### PROMPT
Show all lines from the data that include the word "highways".

————————

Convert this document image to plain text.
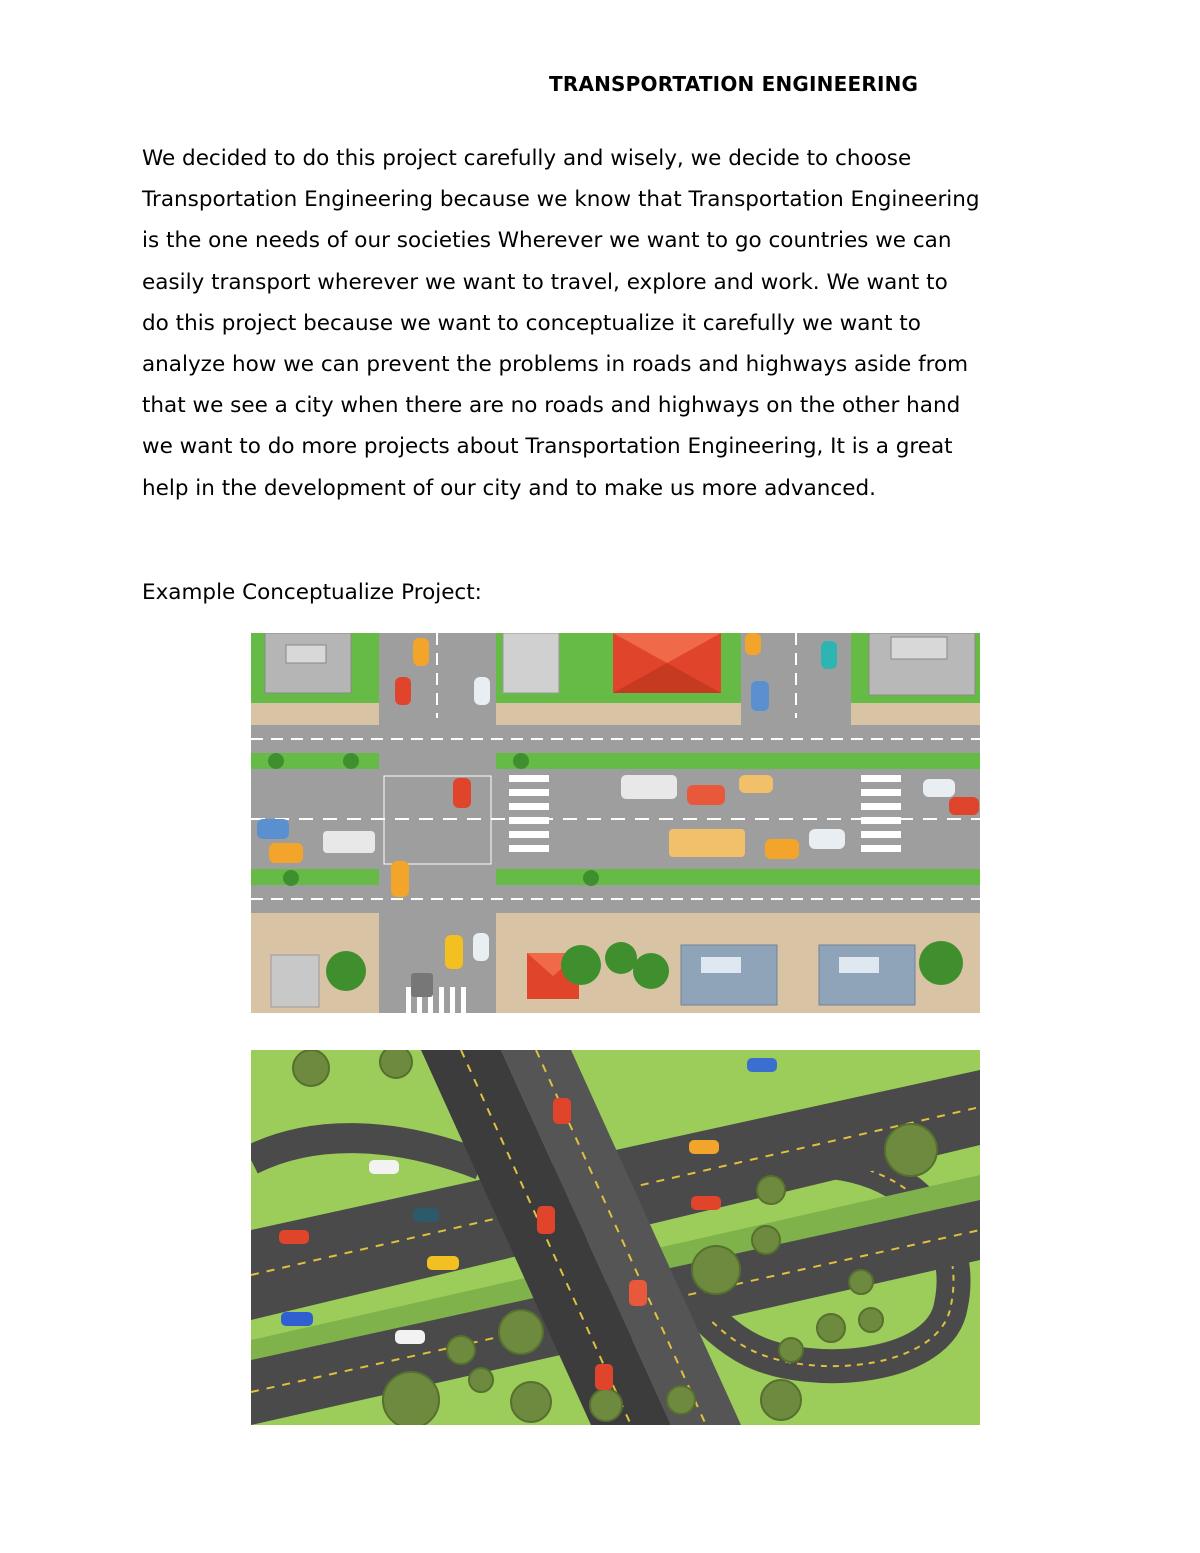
TRANSPORTATION ENGINEERING
We decided to do this project carefully and wisely, we decide to choose
Transportation Engineering because we know that Transportation Engineering
is the one needs of our societies Wherever we want to go countries we can
easily transport wherever we want to travel, explore and work. We want to
do this project because we want to conceptualize it carefully we want to
analyze how we can prevent the problems in roads and highways aside from
that we see a city when there are no roads and highways on the other hand
we want to do more projects about Transportation Engineering, It is a great
help in the development of our city and to make us more advanced.
Example Conceptualize Project:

————————

### ANSWER FOR THE TASK
analyze how we can prevent the problems in roads and highways aside from
that we see a city when there are no roads and highways on the other hand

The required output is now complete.